Word for word, quote all of the material, omitting the pictures.

* _Extracted information_
━━━━━━━━━━━━━━━━━━━━━━━━━━━━━━
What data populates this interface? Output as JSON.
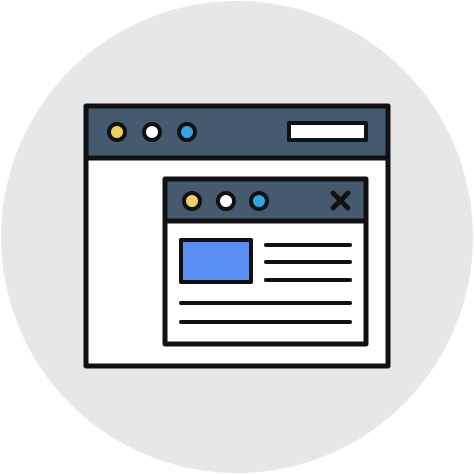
{
  "icon": {
    "name": "browser-popup-window-icon",
    "colors": {
      "background_circle": "#e6e7e8",
      "outline": "#111111",
      "title_bar": "#455a6e",
      "window_body": "#ffffff",
      "dot_yellow": "#f3cf5b",
      "dot_white": "#ffffff",
      "dot_blue": "#33a5e0",
      "address_bar": "#ffffff",
      "image_placeholder": "#5b8ef2",
      "text_lines": "#111111"
    },
    "main_window": {
      "dots": [
        "yellow",
        "white",
        "blue"
      ],
      "has_address_bar": true
    },
    "popup_window": {
      "dots": [
        "yellow",
        "white",
        "blue"
      ],
      "has_close_icon": true,
      "content_lines_beside_image": 3,
      "content_lines_below_image": 2
    }
  }
}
━━━━━━━━━━━━━━━━━━━━━━━━━━━━━━
* _Answer for the task_
What data populates this interface? Output as JSON.
{
  "icon": {
    "name": "browser-popup-window-icon",
    "colors": {
      "background_circle": "#e6e7e8",
      "outline": "#111111",
      "title_bar": "#455a6e",
      "window_body": "#ffffff",
      "dot_yellow": "#f3cf5b",
      "dot_white": "#ffffff",
      "dot_blue": "#33a5e0",
      "address_bar": "#ffffff",
      "image_placeholder": "#5b8ef2",
      "text_lines": "#111111"
    },
    "main_window": {
      "dots": [
        "yellow",
        "white",
        "blue"
      ],
      "has_address_bar": true
    },
    "popup_window": {
      "dots": [
        "yellow",
        "white",
        "blue"
      ],
      "has_close_icon": true,
      "content_lines_beside_image": 3,
      "content_lines_below_image": 2
    }
  }
}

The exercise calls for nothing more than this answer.